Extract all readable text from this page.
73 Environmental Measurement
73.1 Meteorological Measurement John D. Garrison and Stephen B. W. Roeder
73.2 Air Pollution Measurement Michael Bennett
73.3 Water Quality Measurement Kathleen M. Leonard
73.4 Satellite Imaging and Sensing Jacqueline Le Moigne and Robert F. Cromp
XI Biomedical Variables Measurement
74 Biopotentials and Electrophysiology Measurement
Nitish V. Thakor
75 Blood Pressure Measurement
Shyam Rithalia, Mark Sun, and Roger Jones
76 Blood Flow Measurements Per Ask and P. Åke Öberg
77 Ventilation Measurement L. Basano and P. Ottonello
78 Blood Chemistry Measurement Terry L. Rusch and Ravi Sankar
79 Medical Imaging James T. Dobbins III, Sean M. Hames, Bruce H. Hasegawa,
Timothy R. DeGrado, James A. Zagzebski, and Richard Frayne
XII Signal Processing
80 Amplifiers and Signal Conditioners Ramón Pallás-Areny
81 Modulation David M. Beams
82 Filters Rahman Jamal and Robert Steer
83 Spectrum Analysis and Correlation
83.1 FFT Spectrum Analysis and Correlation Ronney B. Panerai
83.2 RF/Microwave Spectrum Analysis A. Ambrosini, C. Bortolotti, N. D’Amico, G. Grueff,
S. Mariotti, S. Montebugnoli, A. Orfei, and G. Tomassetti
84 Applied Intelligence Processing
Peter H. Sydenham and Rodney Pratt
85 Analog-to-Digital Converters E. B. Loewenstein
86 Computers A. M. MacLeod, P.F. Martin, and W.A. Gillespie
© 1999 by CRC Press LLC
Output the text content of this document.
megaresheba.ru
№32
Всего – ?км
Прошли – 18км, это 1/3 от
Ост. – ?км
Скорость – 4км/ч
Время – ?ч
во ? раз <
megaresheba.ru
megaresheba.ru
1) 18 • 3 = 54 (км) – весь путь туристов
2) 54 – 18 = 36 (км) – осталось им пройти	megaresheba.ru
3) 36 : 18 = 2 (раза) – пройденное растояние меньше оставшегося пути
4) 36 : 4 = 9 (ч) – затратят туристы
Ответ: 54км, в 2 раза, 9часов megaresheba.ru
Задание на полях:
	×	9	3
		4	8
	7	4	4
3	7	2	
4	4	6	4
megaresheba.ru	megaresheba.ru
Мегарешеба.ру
_ _ _
* _Exercise requirements_:
In the entries above, find lines with "Spectrum" and copy each.

* _Written answer_:
83 Spectrum Analysis and Correlation
83.1 FFT Spectrum Analysis and Correlation Ronney B. Panerai
83.2 RF/Microwave Spectrum Analysis A. Ambrosini, C. Bortolotti, N. D’Amico, G. Grueff,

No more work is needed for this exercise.